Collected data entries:
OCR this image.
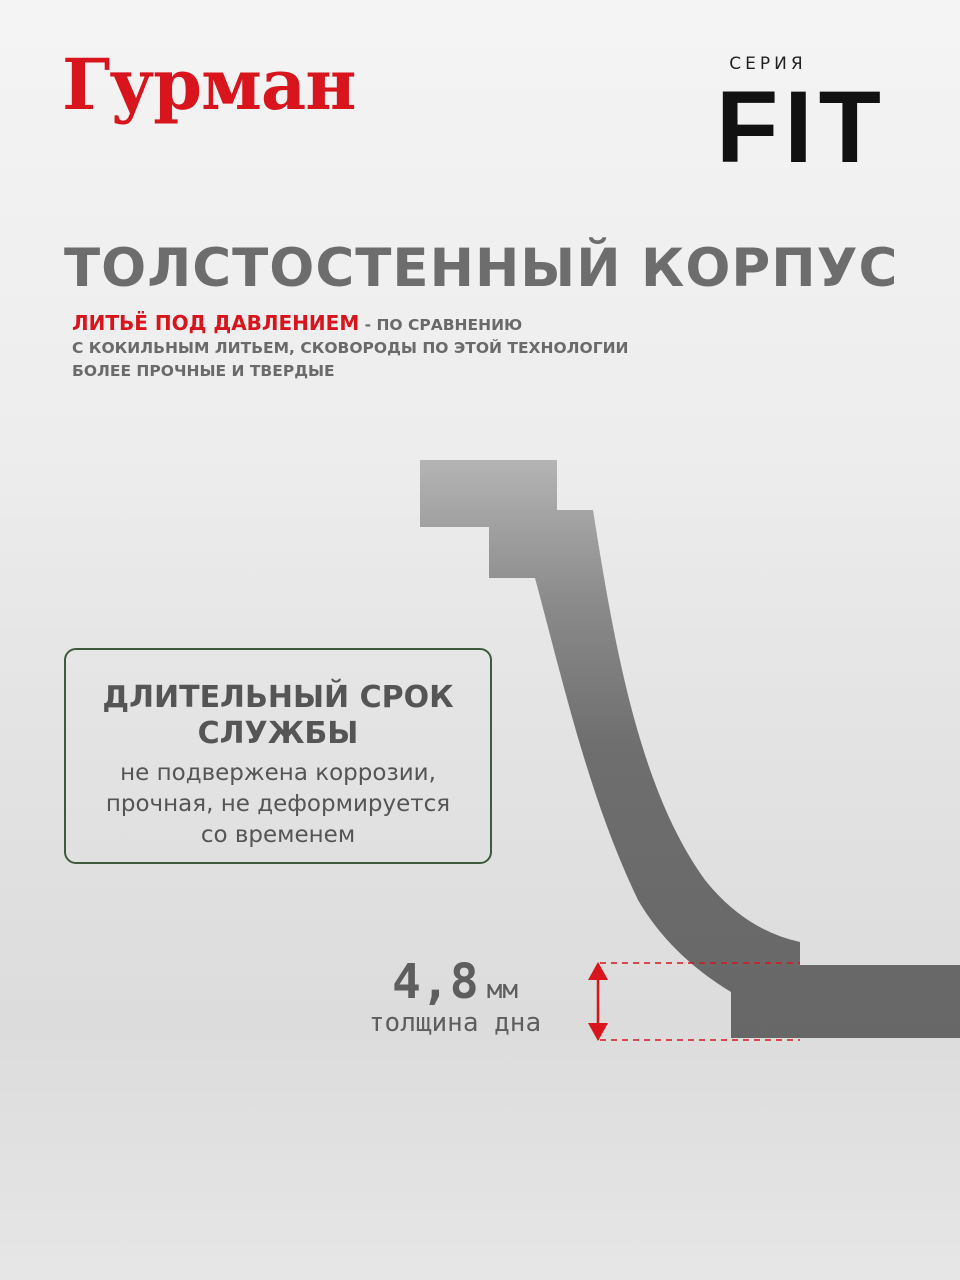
Гурман	СЕРИЯ
FIT
ТОЛСТОСТЕННЫЙ КОРПУС
ЛИТЬЁ ПОД ДАВЛЕНИЕМ - ПО СРАВНЕНИЮ
С КОКИЛЬНЫМ ЛИТЬЕМ, СКОВОРОДЫ ПО ЭТОЙ ТЕХНОЛОГИИ
БОЛЕЕ ПРОЧНЫЕ И ТВЕРДЫЕ
ДЛИТЕЛЬНЫЙ СРОК
СЛУЖБЫ
не подвержена коррозии,
прочная, не деформируется
со временем
4,8 мм
толщина дна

▶ **DIRECTION**
All of the data above should be quoted exactly, except for the pictures.

▶ **RESPONSE TO THE EXERCISE**
OCR this image.
Гурман	СЕРИЯ
FIT
ТОЛСТОСТЕННЫЙ КОРПУС
ЛИТЬЁ ПОД ДАВЛЕНИЕМ - ПО СРАВНЕНИЮ
С КОКИЛЬНЫМ ЛИТЬЕМ, СКОВОРОДЫ ПО ЭТОЙ ТЕХНОЛОГИИ
БОЛЕЕ ПРОЧНЫЕ И ТВЕРДЫЕ
ДЛИТЕЛЬНЫЙ СРОК
СЛУЖБЫ
не подвержена коррозии,
прочная, не деформируется
со временем
4,8 мм
толщина дна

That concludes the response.